* [Task]
Repeat each line exactly as it is written.

(Structured figure records)
===============

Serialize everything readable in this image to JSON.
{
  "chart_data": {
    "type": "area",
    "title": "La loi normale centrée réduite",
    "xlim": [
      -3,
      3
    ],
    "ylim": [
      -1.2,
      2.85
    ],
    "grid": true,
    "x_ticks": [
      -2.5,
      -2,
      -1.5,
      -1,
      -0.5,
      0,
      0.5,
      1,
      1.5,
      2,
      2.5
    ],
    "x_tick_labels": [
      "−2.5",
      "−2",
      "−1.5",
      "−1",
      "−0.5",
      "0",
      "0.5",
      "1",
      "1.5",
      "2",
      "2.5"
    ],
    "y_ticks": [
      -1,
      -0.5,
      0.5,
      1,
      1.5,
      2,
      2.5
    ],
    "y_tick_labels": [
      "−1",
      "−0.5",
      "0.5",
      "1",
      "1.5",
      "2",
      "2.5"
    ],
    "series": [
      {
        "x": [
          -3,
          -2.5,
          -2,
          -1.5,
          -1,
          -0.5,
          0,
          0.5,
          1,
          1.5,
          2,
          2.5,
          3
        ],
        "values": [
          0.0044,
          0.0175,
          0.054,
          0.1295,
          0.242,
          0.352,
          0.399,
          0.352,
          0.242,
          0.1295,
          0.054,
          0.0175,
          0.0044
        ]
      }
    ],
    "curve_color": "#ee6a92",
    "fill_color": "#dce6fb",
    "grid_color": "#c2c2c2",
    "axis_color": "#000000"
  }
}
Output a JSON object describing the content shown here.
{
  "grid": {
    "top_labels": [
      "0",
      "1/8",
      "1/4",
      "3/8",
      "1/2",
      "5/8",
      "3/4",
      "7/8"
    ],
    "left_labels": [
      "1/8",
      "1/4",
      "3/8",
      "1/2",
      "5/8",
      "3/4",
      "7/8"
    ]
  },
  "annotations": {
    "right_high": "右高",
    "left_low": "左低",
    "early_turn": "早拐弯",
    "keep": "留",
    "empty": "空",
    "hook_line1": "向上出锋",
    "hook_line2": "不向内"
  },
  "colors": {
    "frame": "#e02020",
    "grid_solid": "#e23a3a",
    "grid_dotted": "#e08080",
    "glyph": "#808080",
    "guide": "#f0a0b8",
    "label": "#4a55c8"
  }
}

===============

* [Response]
Serialize everything readable in this image to JSON.
{
  "chart_data": {
    "type": "area",
    "title": "La loi normale centrée réduite",
    "xlim": [
      -3,
      3
    ],
    "ylim": [
      -1.2,
      2.85
    ],
    "grid": true,
    "x_ticks": [
      -2.5,
      -2,
      -1.5,
      -1,
      -0.5,
      0,
      0.5,
      1,
      1.5,
      2,
      2.5
    ],
    "x_tick_labels": [
      "−2.5",
      "−2",
      "−1.5",
      "−1",
      "−0.5",
      "0",
      "0.5",
      "1",
      "1.5",
      "2",
      "2.5"
    ],
    "y_ticks": [
      -1,
      -0.5,
      0.5,
      1,
      1.5,
      2,
      2.5
    ],
    "y_tick_labels": [
      "−1",
      "−0.5",
      "0.5",
      "1",
      "1.5",
      "2",
      "2.5"
    ],
    "series": [
      {
        "x": [
          -3,
          -2.5,
          -2,
          -1.5,
          -1,
          -0.5,
          0,
          0.5,
          1,
          1.5,
          2,
          2.5,
          3
        ],
        "values": [
          0.0044,
          0.0175,
          0.054,
          0.1295,
          0.242,
          0.352,
          0.399,
          0.352,
          0.242,
          0.1295,
          0.054,
          0.0175,
          0.0044
        ]
      }
    ],
    "curve_color": "#ee6a92",
    "fill_color": "#dce6fb",
    "grid_color": "#c2c2c2",
    "axis_color": "#000000"
  }
}
Output a JSON object describing the content shown here.
{
  "grid": {
    "top_labels": [
      "0",
      "1/8",
      "1/4",
      "3/8",
      "1/2",
      "5/8",
      "3/4",
      "7/8"
    ],
    "left_labels": [
      "1/8",
      "1/4",
      "3/8",
      "1/2",
      "5/8",
      "3/4",
      "7/8"
    ]
  },
  "annotations": {
    "right_high": "右高",
    "left_low": "左低",
    "early_turn": "早拐弯",
    "keep": "留",
    "empty": "空",
    "hook_line1": "向上出锋",
    "hook_line2": "不向内"
  },
  "colors": {
    "frame": "#e02020",
    "grid_solid": "#e23a3a",
    "grid_dotted": "#e08080",
    "glyph": "#808080",
    "guide": "#f0a0b8",
    "label": "#4a55c8"
  }
}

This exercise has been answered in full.